• ページ抜粋:
#####

日本国内で増える幹細胞再生医療施設。その多くが、厚生労働省に計画書を提出し認可を受けた施設で、認可された医療行為を行っています。しかし、この日本の再生医療の認可の状況について、『ネイチャー』誌が3度目となる批判記事を掲載したそうです。いったいどういうことなのでしょうか?メルマガ『ドクター徳田安春の最新健康医学』の著者で現役医師の徳田先生が、ネイチャーが指摘する問題点を解説し、日本の医学教育の課題を指摘しています。

もっとエビデンスが必要な再生医療。――増える幹細胞再生医療クリニック

日本の幹細胞再生医療はエビデンスが脆弱。これは、ネイチャー誌の最新情報欄によって指摘されたことです。日本には多数の幹細胞再生医療施設があります。そこで行われている治療のほとんどがエビデンスに乏しく、患者安全への配慮も不足している、という指摘です。

実際、幹細胞再生医療という用語でネット検索をしてみると、国内で多くのクリニックが、美容や病気の症状改善の目的で、さまざまな治療メニューを提示していることがわかります。欧米諸国でもそのようなクリニックは多数ありますので、その存在自体は珍しくありません。欧米のクリニックは、非科学的で非倫理的な医療行為とされ、医学会から批判されています。

しかし、日本の幹細胞再生医療クリニックのサイトを覗いてみると、その多くで、厚生労働省に計画書を提出し計画番号を取得した医療施設です、と記載されています。さらには、そこでの医療行為は、厚生労働省が認めた委員会で、その妥当性・安全性・医師体制・管理体制が審査されている、とあります。

脆弱なエビデンス

日本の幹細胞再生医療クリニックの場合、欧米の非科学的・非倫理的な存在と決定的に違うのは、厚生労働省が認可した施設で、厚生労働省が認めた医療行為が為されている、とされていることです。現行の審査制度が導入されて以降の過去5年間に、3700以上もの再生医療の行為が、審査され認可されています。

#####

• 作業指示:
- 1) 幹細胞再生医療の記事では、日本の幹細胞再生医療クリニックが欧米の非科学的・非倫理的なクリニックと決定的に違う点を何としているか。1〜3文で説明せよ。
- 2) 幹細胞再生医療の記事について、次の問いに答えよ。
(a) 日本の再生医療の認可の状況についての『ネイチャー』誌の批判記事は、何度目のものか。
(b) 多くのクリニックのサイトによると、厚生労働省が認めた委員会では医療行為の何が審査されているか。
(c) 現行の審査制度が導入されて以降の過去5年間に、審査され認可された再生医療の行為はいくつ以上か。
- 3) 幹細胞再生医療の記事の続きを、最後の文のあとから書き継げ。

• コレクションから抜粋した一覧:
#####

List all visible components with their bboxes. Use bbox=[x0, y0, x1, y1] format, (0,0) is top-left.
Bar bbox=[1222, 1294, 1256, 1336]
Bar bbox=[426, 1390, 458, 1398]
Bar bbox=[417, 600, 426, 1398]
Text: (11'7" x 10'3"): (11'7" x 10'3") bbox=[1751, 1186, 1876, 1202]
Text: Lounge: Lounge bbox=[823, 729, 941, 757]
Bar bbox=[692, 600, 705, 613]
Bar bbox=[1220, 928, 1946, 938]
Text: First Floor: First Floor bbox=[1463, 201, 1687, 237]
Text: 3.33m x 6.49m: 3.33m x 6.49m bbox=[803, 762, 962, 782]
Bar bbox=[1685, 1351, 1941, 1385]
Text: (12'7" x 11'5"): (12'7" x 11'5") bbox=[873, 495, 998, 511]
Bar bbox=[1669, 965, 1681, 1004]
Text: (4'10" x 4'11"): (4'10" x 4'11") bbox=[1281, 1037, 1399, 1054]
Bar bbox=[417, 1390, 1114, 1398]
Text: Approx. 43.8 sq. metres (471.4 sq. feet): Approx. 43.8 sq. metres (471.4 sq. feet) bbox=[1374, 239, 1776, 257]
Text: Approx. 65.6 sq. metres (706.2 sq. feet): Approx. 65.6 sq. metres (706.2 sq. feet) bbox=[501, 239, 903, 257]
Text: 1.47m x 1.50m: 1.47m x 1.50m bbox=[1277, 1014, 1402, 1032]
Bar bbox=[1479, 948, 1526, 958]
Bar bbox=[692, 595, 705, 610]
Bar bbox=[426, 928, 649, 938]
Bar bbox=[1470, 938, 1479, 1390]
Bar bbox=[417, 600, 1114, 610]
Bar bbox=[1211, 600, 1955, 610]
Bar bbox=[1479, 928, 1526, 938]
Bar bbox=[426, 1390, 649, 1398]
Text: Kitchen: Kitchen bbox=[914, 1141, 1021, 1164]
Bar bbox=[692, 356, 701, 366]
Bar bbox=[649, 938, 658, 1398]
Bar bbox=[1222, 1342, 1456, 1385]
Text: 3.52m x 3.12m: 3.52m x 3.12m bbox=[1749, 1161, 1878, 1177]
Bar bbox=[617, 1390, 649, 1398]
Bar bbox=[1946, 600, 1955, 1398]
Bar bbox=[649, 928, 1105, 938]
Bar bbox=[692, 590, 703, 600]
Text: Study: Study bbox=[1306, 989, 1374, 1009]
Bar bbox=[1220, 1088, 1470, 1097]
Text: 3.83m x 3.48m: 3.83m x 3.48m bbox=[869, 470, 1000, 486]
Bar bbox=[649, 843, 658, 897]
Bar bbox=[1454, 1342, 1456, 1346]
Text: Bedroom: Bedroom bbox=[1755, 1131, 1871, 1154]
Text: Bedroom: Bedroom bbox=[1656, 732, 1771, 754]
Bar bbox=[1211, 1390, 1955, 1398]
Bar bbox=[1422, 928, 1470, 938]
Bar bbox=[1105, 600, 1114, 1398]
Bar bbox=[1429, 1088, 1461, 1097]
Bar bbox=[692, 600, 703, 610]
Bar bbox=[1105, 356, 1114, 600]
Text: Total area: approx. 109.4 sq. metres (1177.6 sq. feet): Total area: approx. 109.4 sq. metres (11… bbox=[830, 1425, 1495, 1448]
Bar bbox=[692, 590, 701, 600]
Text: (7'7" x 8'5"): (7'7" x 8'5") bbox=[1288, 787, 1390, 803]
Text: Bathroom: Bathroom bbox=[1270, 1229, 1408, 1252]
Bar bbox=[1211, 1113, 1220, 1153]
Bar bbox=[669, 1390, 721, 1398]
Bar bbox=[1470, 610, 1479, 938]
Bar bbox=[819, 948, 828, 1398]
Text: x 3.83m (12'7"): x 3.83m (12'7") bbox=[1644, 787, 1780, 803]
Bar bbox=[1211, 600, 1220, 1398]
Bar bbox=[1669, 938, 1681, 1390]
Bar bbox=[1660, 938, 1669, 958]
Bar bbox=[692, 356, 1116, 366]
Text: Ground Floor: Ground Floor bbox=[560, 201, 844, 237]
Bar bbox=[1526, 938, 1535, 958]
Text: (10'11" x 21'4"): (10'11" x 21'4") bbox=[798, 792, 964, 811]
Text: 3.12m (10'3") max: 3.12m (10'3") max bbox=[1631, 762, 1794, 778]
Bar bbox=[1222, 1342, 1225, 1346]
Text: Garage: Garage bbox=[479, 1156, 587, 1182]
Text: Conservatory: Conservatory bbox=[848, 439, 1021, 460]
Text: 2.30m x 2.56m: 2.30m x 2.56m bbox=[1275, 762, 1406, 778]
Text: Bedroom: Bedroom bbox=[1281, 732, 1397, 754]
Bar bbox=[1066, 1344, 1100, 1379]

#####

• 解答:
- 1) 日本のクリニックは、厚生労働省が認可した施設で、厚生労働省が認めた医療行為が行われているとされている。この点が、医学会から批判されている欧米のクリニックと決定的に違う。

- 2)
(a) 3度目
(b) 妥当性・安全性・医師体制・管理体制
(c) 3700以上

- 3)
しかし、そうであっても、エビデンスが脆弱である、とネイチャー誌は指摘しています。しかもネイチャー誌の日本の再生医療承認への批判は、今回が3回目です。では、そのエビデンスのどこが脆弱なのでしょうか? それは、無作為対照臨床試験がほとんど無いこと、あったとしても対象患者数が少なすぎることです。

ハートシート療法という幹細胞再生医療があります。慢性心不全治療目的のヒト自己骨格筋由来細胞シート療法で、かなり高額な医療です。この治療を評価するために行われた、ある臨床試験の対象人数は7人でした。これでは、科学的な検証はできません。しかも、副作用ケースが出ていると報告されています。対照群が無い、あるいは少ないと、副作用なのか、病気そのものの進行なのかが区別困難となります。

厚生労働省は、脊髄損傷治療への再生医療であるステミラック(ヒト自己骨髄由来間葉系幹細胞療法)を販売承認しています。しかし、承認時点での有効性の根拠は13人の少数患者でのデータでした。また、比較対照群は無く、試験結果も論文として公表されていませんでした。

疫学研究を軽視する日本

私は、再生医療の否定論者ではありません。脊髄損傷や筋萎縮性側索硬化症、拡張型心筋症などの難病で苦しむ患者さんたちの症状が良くなる治療が開発されることを心から望んでいます。ノーベル賞を受けた山中伸弥先生をリーダーとして、国を挙げてこの分野のトップを走りたい気持ちも理解できます。

しかし、すべての医療行為には副作用のリスクがあります。それを検証するためには臨床試験をきちんと行わなければなりません。それをきちんとやればよいのです。もともと、臨床試験の考え方は疫学から来ていますが、伝統的に日本の医学は疫学を軽視している、と私はみています。

脚気の原因はビタミンB1不足であることを証明したのは疫学でした。しかし、森鴎外を始めとする、当時の医学会の実力者は細菌説を唱えていました。また、森永ヒ素ミルク事件の原因も当初は細菌混入が疑われていましたが、疫学研究によりミルクに混入したヒ素であることがわかりました。

エビデンスに基づく医療が日本でなかなか浸透しない理由はここにあると私は見ています。どんなに最新の技術による医療であっても、疫学をベースにした臨床試験でその評価を行わければならないのです。医学教育の基本的な科学として疫学教育を導入するべきです。
文献:David Cyranoski. The potent effects of Japan’s stem-cell policies. Nature. Sep 25, 2019.